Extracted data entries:

++++++++++++++++++++

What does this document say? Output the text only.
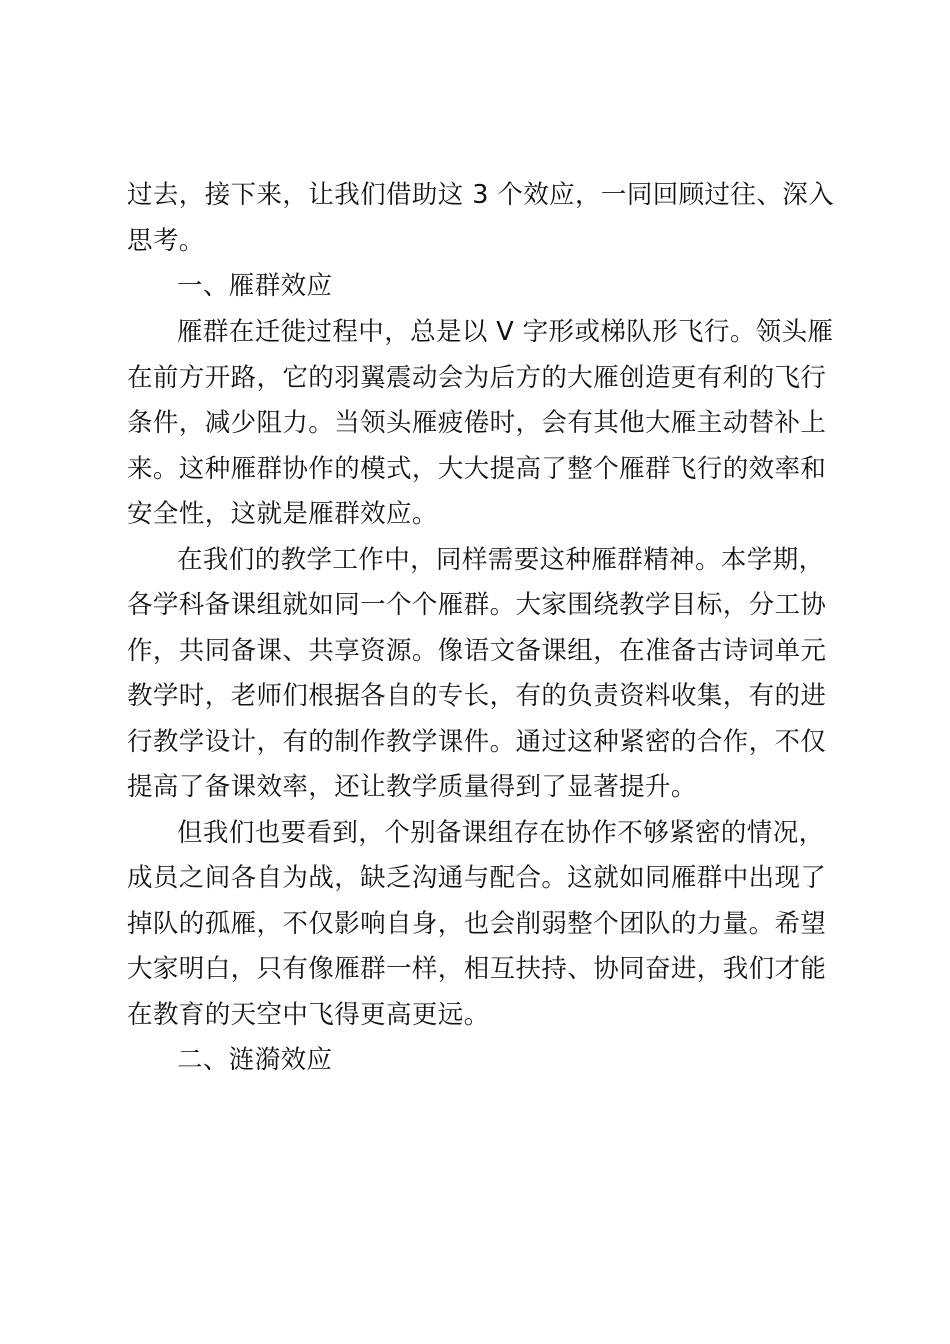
过去，接下来，让我们借助这 3 个效应，一同回顾过往、深入
思考。
一、雁群效应
雁群在迁徙过程中，总是以 V 字形或梯队形飞行。领头雁
在前方开路，它的羽翼震动会为后方的大雁创造更有利的飞行
条件，减少阻力。当领头雁疲倦时，会有其他大雁主动替补上
来。这种雁群协作的模式，大大提高了整个雁群飞行的效率和
安全性，这就是雁群效应。
在我们的教学工作中，同样需要这种雁群精神。本学期，
各学科备课组就如同一个个雁群。大家围绕教学目标，分工协
作，共同备课、共享资源。像语文备课组，在准备古诗词单元
教学时，老师们根据各自的专长，有的负责资料收集，有的进
行教学设计，有的制作教学课件。通过这种紧密的合作，不仅
提高了备课效率，还让教学质量得到了显著提升。
但我们也要看到，个别备课组存在协作不够紧密的情况，
成员之间各自为战，缺乏沟通与配合。这就如同雁群中出现了
掉队的孤雁，不仅影响自身，也会削弱整个团队的力量。希望
大家明白，只有像雁群一样，相互扶持、协同奋进，我们才能
在教育的天空中飞得更高更远。
二、涟漪效应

++++++++++++++++++++

Problem:
Write every record out again exactly; no pictures belong in the copy.

Full solution:
What does this document say? Output the text only.
过去，接下来，让我们借助这 3 个效应，一同回顾过往、深入
思考。
一、雁群效应
雁群在迁徙过程中，总是以 V 字形或梯队形飞行。领头雁
在前方开路，它的羽翼震动会为后方的大雁创造更有利的飞行
条件，减少阻力。当领头雁疲倦时，会有其他大雁主动替补上
来。这种雁群协作的模式，大大提高了整个雁群飞行的效率和
安全性，这就是雁群效应。
在我们的教学工作中，同样需要这种雁群精神。本学期，
各学科备课组就如同一个个雁群。大家围绕教学目标，分工协
作，共同备课、共享资源。像语文备课组，在准备古诗词单元
教学时，老师们根据各自的专长，有的负责资料收集，有的进
行教学设计，有的制作教学课件。通过这种紧密的合作，不仅
提高了备课效率，还让教学质量得到了显著提升。
但我们也要看到，个别备课组存在协作不够紧密的情况，
成员之间各自为战，缺乏沟通与配合。这就如同雁群中出现了
掉队的孤雁，不仅影响自身，也会削弱整个团队的力量。希望
大家明白，只有像雁群一样，相互扶持、协同奋进，我们才能
在教育的天空中飞得更高更远。
二、涟漪效应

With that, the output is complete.